Types of documentation that may be helpful in examining the research credit include:
Tax Workpapers – Request the tax workpapers and other documentation used to calculate the credit. This information should be requested in electronic format (e.g., database, spreadsheet, etc.) as this will expedite the review and analysis.
Qualified Wages – Request a reconciled listing of all employees’ wages included in the research credit. The listing should include the employee’s full name, social security number, job title, grade level, and the cost center/department/project to which the employee was assigned.
Qualified Supplies – Request a reconciled summary of the supplies included in the research credit. This reconciliation should identify the cost center/department/projects to which the supplies were allocable.
Qualified Contract Research – Request a reconciled summary of the qualified contract research expenses included in the credit. The summary should identify the contractors, the payments to each contractor, the type of research performed, and the objective of the research.

— WORK INSTRUCTIONS —
[a] In the text on research credit documentation, what format should be used when requesting tax workpapers?
[b] From the text on research credit documentation, reproduce the part that opens with the words containing "Qualified Supplies –" and closes with "supplies were allocable.".

— SUPPLIED RECORDS —
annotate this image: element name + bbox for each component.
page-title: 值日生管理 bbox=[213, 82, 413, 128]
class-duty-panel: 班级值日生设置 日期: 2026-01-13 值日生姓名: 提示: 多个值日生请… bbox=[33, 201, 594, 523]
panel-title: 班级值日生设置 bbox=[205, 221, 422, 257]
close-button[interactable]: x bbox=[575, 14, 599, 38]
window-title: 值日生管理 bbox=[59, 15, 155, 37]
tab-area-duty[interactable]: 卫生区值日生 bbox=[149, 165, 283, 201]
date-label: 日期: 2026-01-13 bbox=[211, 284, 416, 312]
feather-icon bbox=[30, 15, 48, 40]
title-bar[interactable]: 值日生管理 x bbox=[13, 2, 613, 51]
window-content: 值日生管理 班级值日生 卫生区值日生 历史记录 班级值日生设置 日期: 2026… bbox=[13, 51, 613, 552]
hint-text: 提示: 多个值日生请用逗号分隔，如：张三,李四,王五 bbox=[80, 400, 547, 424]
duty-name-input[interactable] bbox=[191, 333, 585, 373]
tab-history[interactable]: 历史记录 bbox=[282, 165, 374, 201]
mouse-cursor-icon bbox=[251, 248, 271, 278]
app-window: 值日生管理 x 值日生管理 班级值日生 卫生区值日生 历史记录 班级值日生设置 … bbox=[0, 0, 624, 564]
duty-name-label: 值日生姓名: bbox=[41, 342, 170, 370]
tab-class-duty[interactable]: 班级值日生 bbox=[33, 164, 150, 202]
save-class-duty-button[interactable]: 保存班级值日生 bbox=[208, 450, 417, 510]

— WRITTEN RESPONSES —
[a] Electronic format, such as a database or spreadsheet.

[b]
Qualified Supplies – Request a reconciled summary of the supplies included in the research credit. This reconciliation should identify the cost center/department/projects to which the supplies were allocable.